## BEGIN Entries

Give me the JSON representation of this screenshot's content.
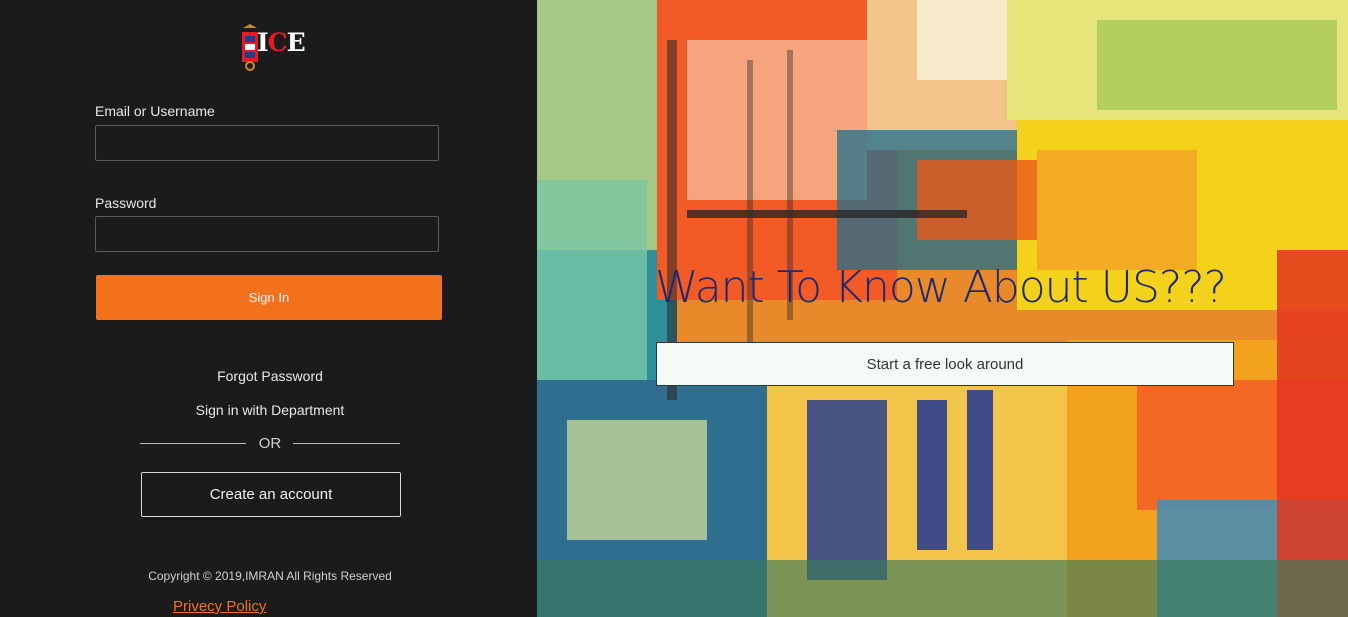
{
  "logo": {
    "text_dark": "I",
    "text_red": "C",
    "text_light": "E"
  },
  "login": {
    "email_label": "Email or Username",
    "email_value": "",
    "password_label": "Password",
    "password_value": "",
    "signin_label": "Sign In",
    "forgot_label": "Forgot Password",
    "department_label": "Sign in with Department",
    "or_label": "OR",
    "create_label": "Create an account"
  },
  "footer": {
    "copyright": "Copyright © 2019,IMRAN All Rights Reserved",
    "privacy_label": "Privecy Policy"
  },
  "hero": {
    "title": "Want To Know About US???",
    "cta_label": "Start a free look around"
  },
  "colors": {
    "accent": "#f4711c",
    "panel_bg": "#1b1b1b",
    "hero_title": "#1f2a6e"
  },
  "icons": [
    "logo-emblem-icon",
    "abstract-painting-background"
  ]
}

## END Entries

Each record should be quoted exactly, with the images omitted.

Give me the JSON representation of this screenshot's content.
{
  "logo": {
    "text_dark": "I",
    "text_red": "C",
    "text_light": "E"
  },
  "login": {
    "email_label": "Email or Username",
    "email_value": "",
    "password_label": "Password",
    "password_value": "",
    "signin_label": "Sign In",
    "forgot_label": "Forgot Password",
    "department_label": "Sign in with Department",
    "or_label": "OR",
    "create_label": "Create an account"
  },
  "footer": {
    "copyright": "Copyright © 2019,IMRAN All Rights Reserved",
    "privacy_label": "Privecy Policy"
  },
  "hero": {
    "title": "Want To Know About US???",
    "cta_label": "Start a free look around"
  },
  "colors": {
    "accent": "#f4711c",
    "panel_bg": "#1b1b1b",
    "hero_title": "#1f2a6e"
  },
  "icons": [
    "logo-emblem-icon",
    "abstract-painting-background"
  ]
}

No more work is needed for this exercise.